[start Available records]

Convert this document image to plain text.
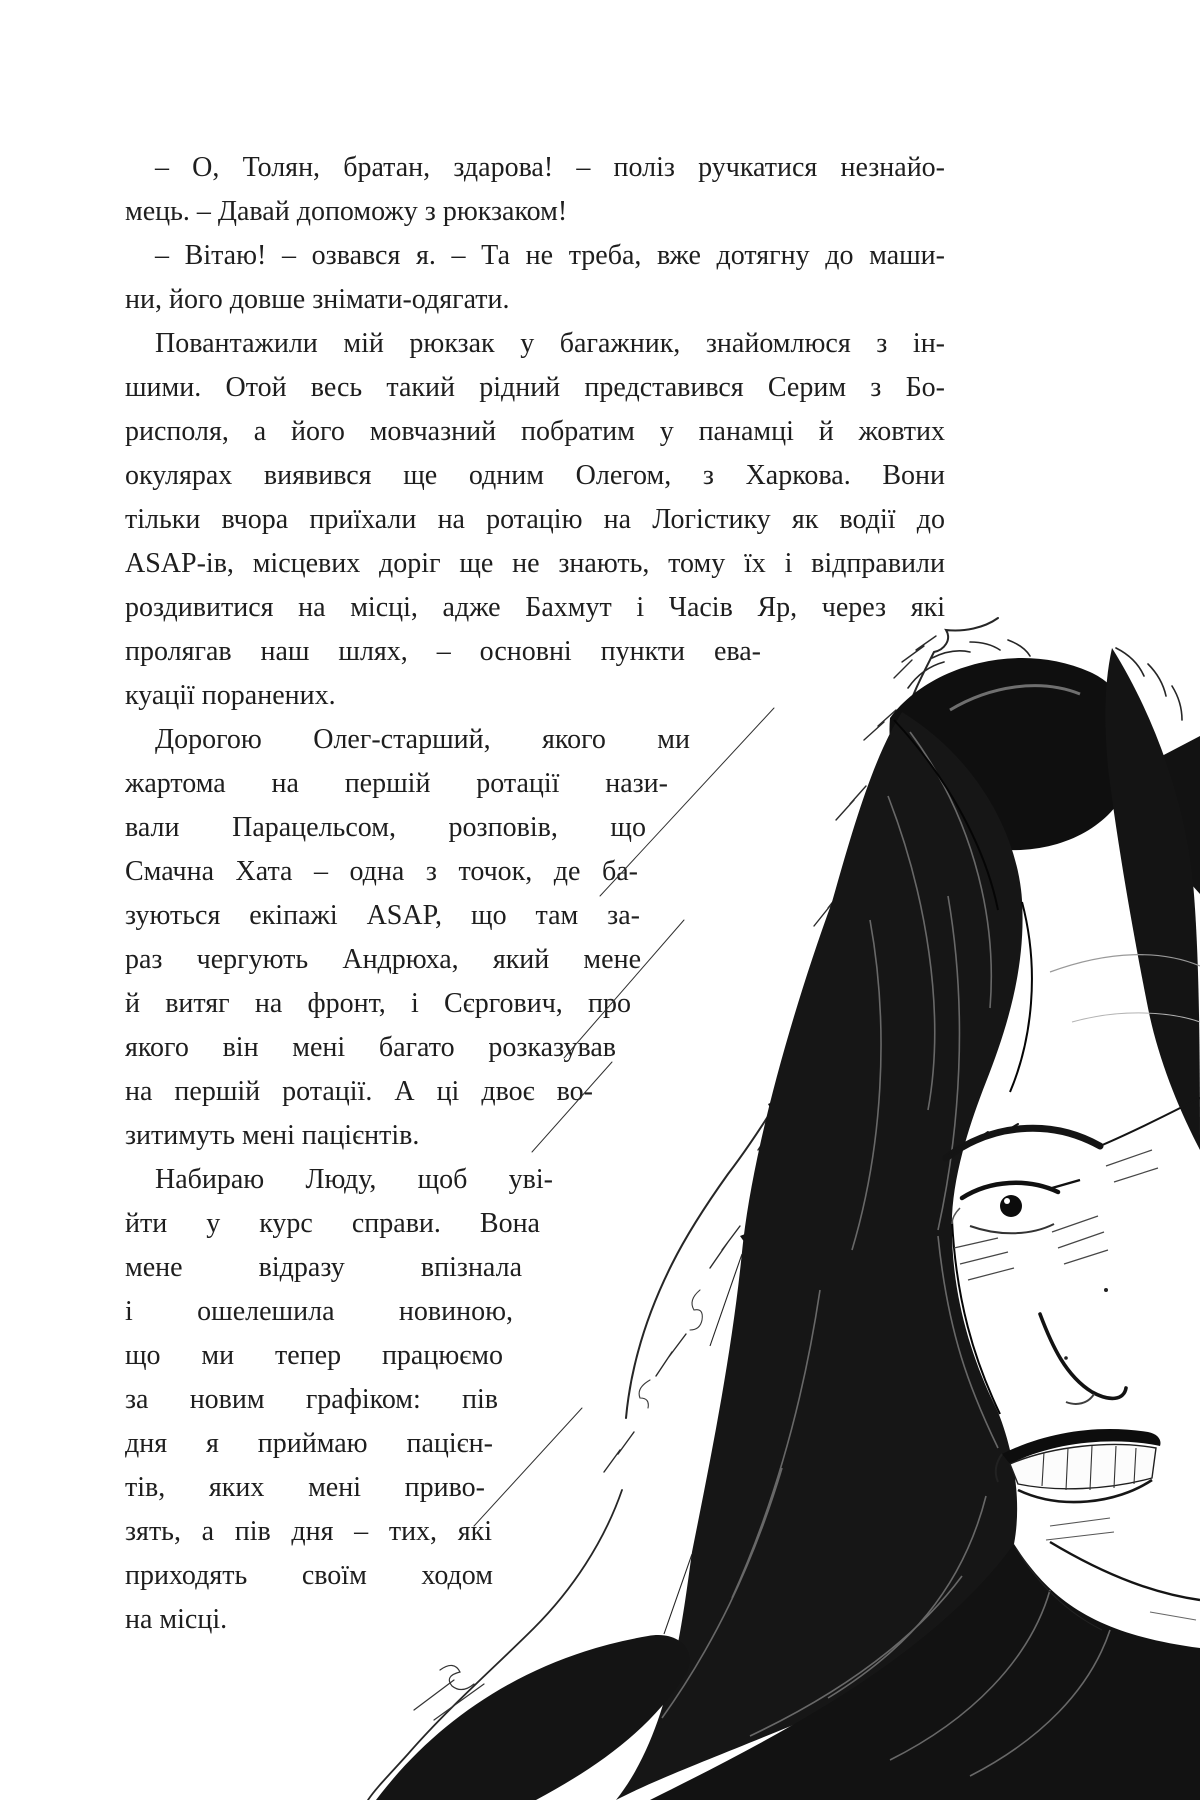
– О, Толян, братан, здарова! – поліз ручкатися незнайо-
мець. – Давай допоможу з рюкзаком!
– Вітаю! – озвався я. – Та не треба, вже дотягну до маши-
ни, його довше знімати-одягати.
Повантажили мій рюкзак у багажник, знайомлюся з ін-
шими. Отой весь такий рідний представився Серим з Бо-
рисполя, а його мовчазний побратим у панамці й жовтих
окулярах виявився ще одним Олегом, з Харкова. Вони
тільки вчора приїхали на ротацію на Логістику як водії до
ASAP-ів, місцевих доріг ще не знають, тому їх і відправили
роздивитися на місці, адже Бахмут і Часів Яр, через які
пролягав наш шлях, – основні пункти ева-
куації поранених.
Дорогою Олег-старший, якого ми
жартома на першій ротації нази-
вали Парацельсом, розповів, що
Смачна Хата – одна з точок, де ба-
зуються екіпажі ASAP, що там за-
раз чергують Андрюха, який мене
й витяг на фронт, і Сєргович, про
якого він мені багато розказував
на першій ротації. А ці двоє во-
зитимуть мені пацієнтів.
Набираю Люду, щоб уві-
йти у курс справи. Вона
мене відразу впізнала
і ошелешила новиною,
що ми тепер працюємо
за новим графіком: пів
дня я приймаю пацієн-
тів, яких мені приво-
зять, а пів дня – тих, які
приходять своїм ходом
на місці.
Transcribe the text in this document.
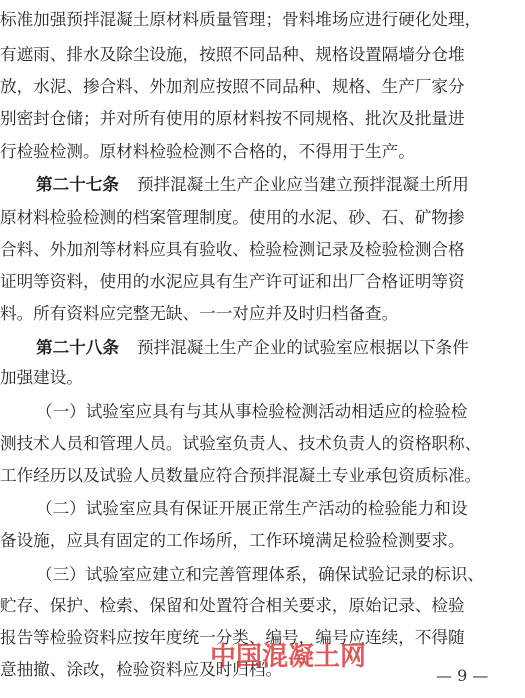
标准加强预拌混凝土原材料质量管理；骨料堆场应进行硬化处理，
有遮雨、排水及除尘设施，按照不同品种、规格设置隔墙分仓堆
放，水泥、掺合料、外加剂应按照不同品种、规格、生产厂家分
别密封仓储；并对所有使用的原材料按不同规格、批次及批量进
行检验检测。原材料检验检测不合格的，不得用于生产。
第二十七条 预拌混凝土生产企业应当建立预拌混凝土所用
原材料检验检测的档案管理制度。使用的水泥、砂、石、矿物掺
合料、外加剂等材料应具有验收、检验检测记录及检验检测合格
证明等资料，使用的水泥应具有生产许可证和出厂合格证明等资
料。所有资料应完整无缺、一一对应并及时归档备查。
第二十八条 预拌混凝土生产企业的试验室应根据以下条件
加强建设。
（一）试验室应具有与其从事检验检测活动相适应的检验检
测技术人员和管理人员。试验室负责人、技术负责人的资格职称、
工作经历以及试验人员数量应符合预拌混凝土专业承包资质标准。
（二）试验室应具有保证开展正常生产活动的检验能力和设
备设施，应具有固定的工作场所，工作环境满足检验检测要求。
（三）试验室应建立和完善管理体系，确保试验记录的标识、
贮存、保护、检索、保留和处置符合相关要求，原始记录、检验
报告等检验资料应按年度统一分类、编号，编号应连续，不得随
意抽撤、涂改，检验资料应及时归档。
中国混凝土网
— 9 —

[end Available records]

_Required work_
Tell how many lines in the records above contain "якого", giving the number and no other words.

_Task output_
2